▶ _Exercise brief_: Repeat each record below exactly, dropping the pictures.

Data tied to figure images
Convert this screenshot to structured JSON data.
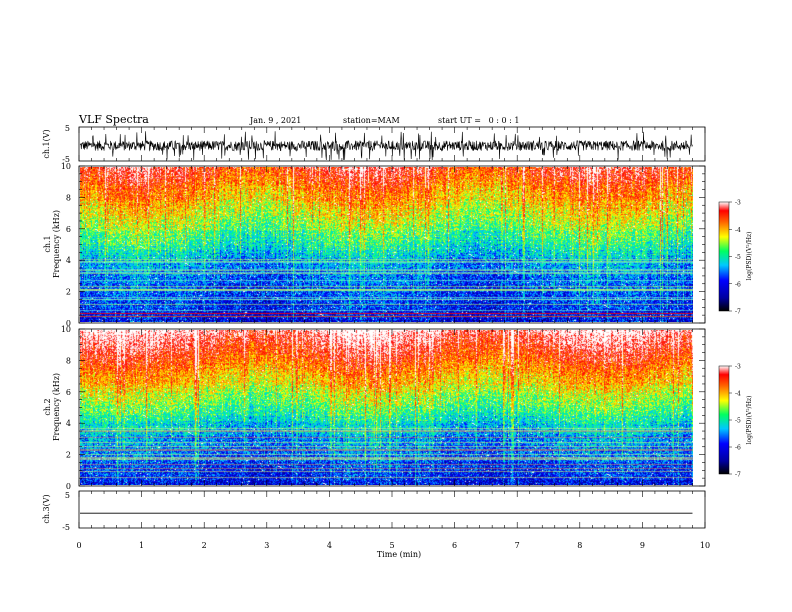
{
  "header": {
    "title": "VLF Spectra",
    "date": "Jan. 9 , 2021",
    "station": "station=MAM",
    "start": "start UT =   0 : 0 : 1"
  },
  "chart_data": {
    "type": "heatmap",
    "x_axis": {
      "label": "Time (min)",
      "range": [
        0,
        10
      ],
      "ticks": [
        "0",
        "1",
        "2",
        "3",
        "4",
        "5",
        "6",
        "7",
        "8",
        "9",
        "10"
      ],
      "data_end": 9.8
    },
    "panels": [
      {
        "id": "ch1_waveform",
        "type": "line",
        "ylabel": "ch.1(V)",
        "yticks": [
          "5",
          "-5"
        ],
        "ylim": [
          -5,
          5
        ],
        "signal_center": -0.5,
        "signal_amplitude": 1.5
      },
      {
        "id": "ch1_spectrogram",
        "type": "heatmap",
        "ylabel_lines": [
          "ch.1",
          "Frequency (kHz)"
        ],
        "yticks": [
          "0",
          "2",
          "4",
          "6",
          "8",
          "10"
        ],
        "ylim": [
          0,
          10
        ]
      },
      {
        "id": "ch2_spectrogram",
        "type": "heatmap",
        "ylabel_lines": [
          "ch.2",
          "Frequency (kHz)"
        ],
        "yticks": [
          "0",
          "2",
          "4",
          "6",
          "8",
          "10"
        ],
        "ylim": [
          0,
          10
        ]
      },
      {
        "id": "ch3_waveform",
        "type": "line",
        "ylabel": "ch.3(V)",
        "yticks": [
          "5",
          "-5"
        ],
        "ylim": [
          -5,
          5
        ],
        "signal_center": -1.0,
        "signal_amplitude": 0
      }
    ],
    "colorbars": [
      {
        "label": "log(PSD)(V²/Hz)",
        "ticks": [
          "-3",
          "-4",
          "-5",
          "-6",
          "-7"
        ],
        "range": [
          -7,
          -3
        ]
      },
      {
        "label": "log(PSD)(V²/Hz)",
        "ticks": [
          "-3",
          "-4",
          "-5",
          "-6",
          "-7"
        ],
        "range": [
          -7,
          -3
        ]
      }
    ],
    "colormap": [
      "#00008b",
      "#0000ff",
      "#00c8ff",
      "#00ff80",
      "#ffff00",
      "#ff8000",
      "#ff0000",
      "#ffffff"
    ],
    "grid": false
  }
}
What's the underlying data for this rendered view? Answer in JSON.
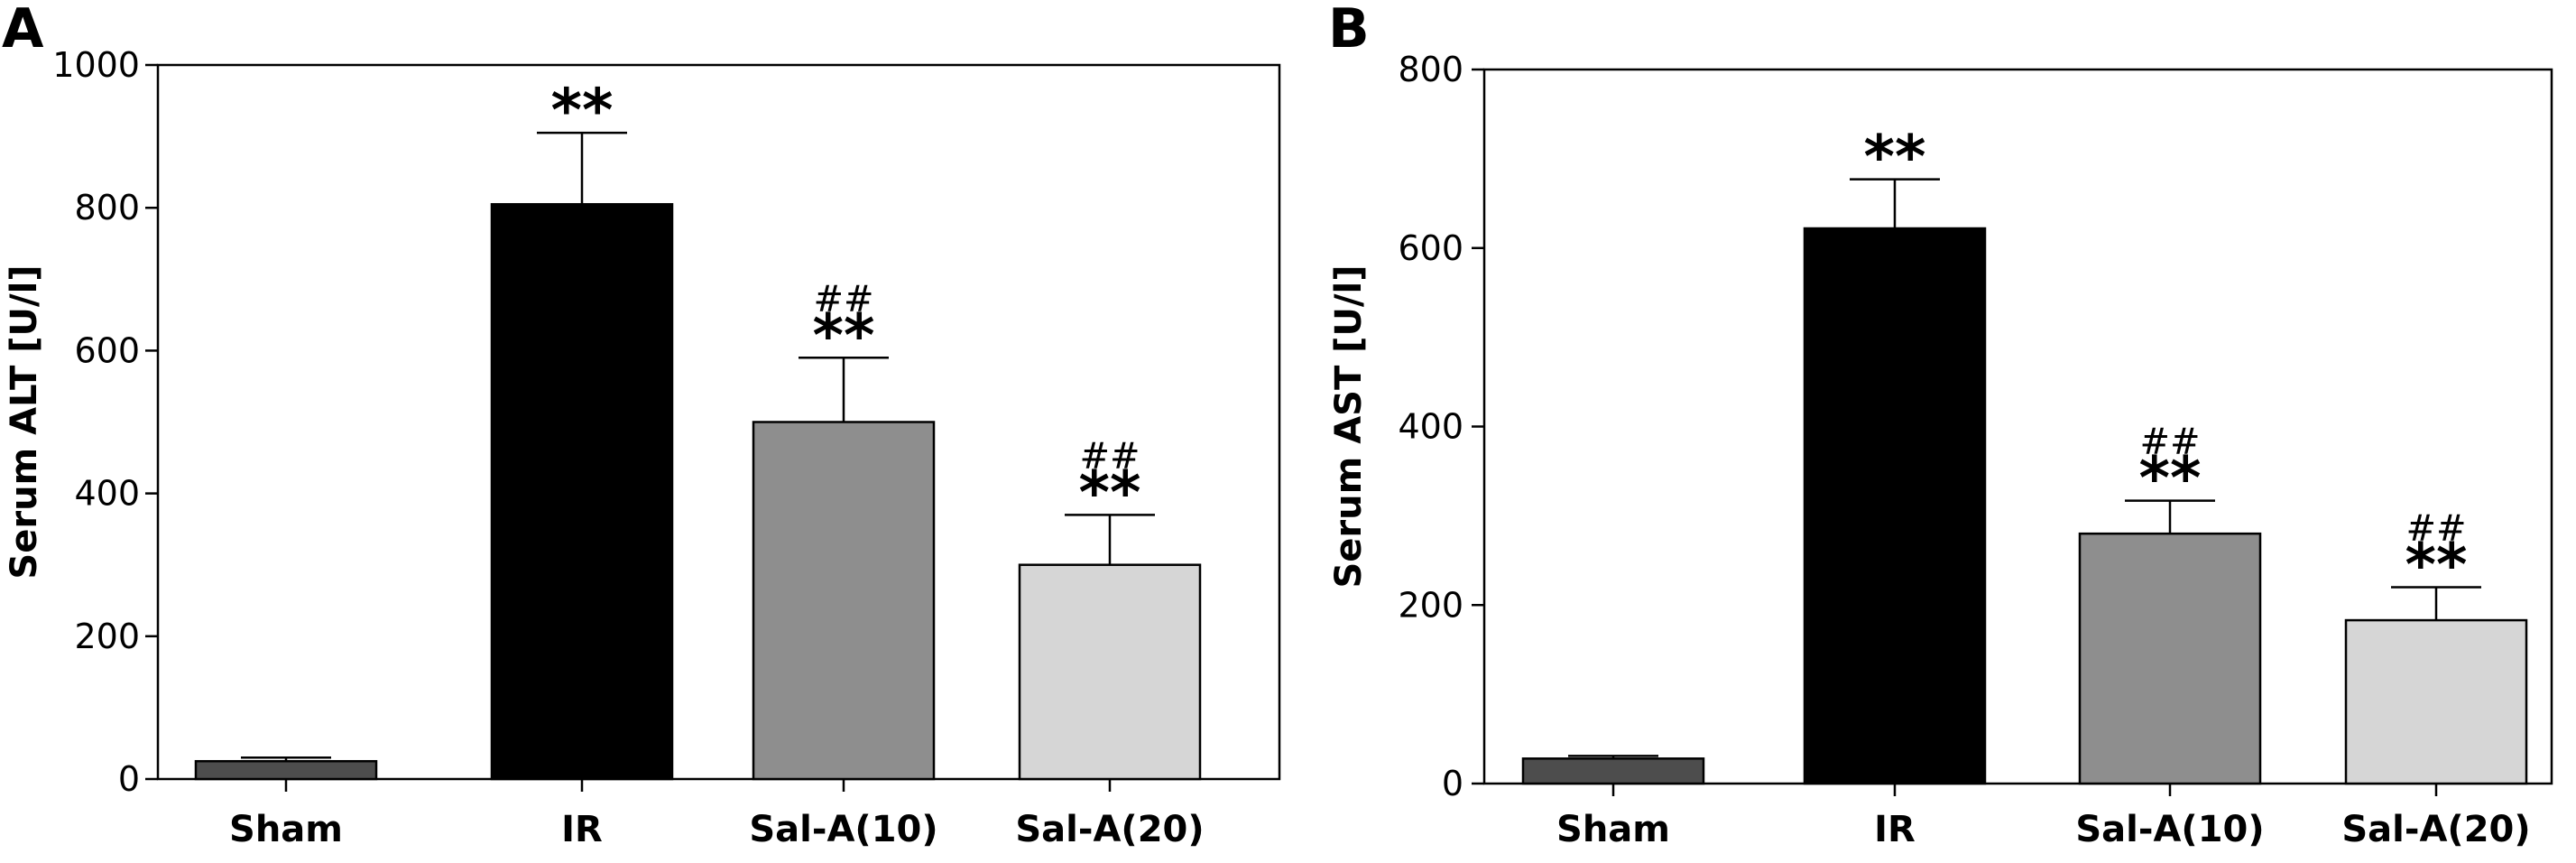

▶ _Solution to this task_:
Convert this screenshot to structured JSON data.
{
  "header": {
    "title": "VLF Spectra",
    "date": "Jan. 9 , 2021",
    "station": "station=MAM",
    "start": "start UT =   0 : 0 : 1"
  },
  "chart_data": {
    "type": "heatmap",
    "x_axis": {
      "label": "Time (min)",
      "range": [
        0,
        10
      ],
      "ticks": [
        "0",
        "1",
        "2",
        "3",
        "4",
        "5",
        "6",
        "7",
        "8",
        "9",
        "10"
      ],
      "data_end": 9.8
    },
    "panels": [
      {
        "id": "ch1_waveform",
        "type": "line",
        "ylabel": "ch.1(V)",
        "yticks": [
          "5",
          "-5"
        ],
        "ylim": [
          -5,
          5
        ],
        "signal_center": -0.5,
        "signal_amplitude": 1.5
      },
      {
        "id": "ch1_spectrogram",
        "type": "heatmap",
        "ylabel_lines": [
          "ch.1",
          "Frequency (kHz)"
        ],
        "yticks": [
          "0",
          "2",
          "4",
          "6",
          "8",
          "10"
        ],
        "ylim": [
          0,
          10
        ]
      },
      {
        "id": "ch2_spectrogram",
        "type": "heatmap",
        "ylabel_lines": [
          "ch.2",
          "Frequency (kHz)"
        ],
        "yticks": [
          "0",
          "2",
          "4",
          "6",
          "8",
          "10"
        ],
        "ylim": [
          0,
          10
        ]
      },
      {
        "id": "ch3_waveform",
        "type": "line",
        "ylabel": "ch.3(V)",
        "yticks": [
          "5",
          "-5"
        ],
        "ylim": [
          -5,
          5
        ],
        "signal_center": -1.0,
        "signal_amplitude": 0
      }
    ],
    "colorbars": [
      {
        "label": "log(PSD)(V²/Hz)",
        "ticks": [
          "-3",
          "-4",
          "-5",
          "-6",
          "-7"
        ],
        "range": [
          -7,
          -3
        ]
      },
      {
        "label": "log(PSD)(V²/Hz)",
        "ticks": [
          "-3",
          "-4",
          "-5",
          "-6",
          "-7"
        ],
        "range": [
          -7,
          -3
        ]
      }
    ],
    "colormap": [
      "#00008b",
      "#0000ff",
      "#00c8ff",
      "#00ff80",
      "#ffff00",
      "#ff8000",
      "#ff0000",
      "#ffffff"
    ],
    "grid": false
  }
}
What's the underlying data for this rendered view? Answer in JSON.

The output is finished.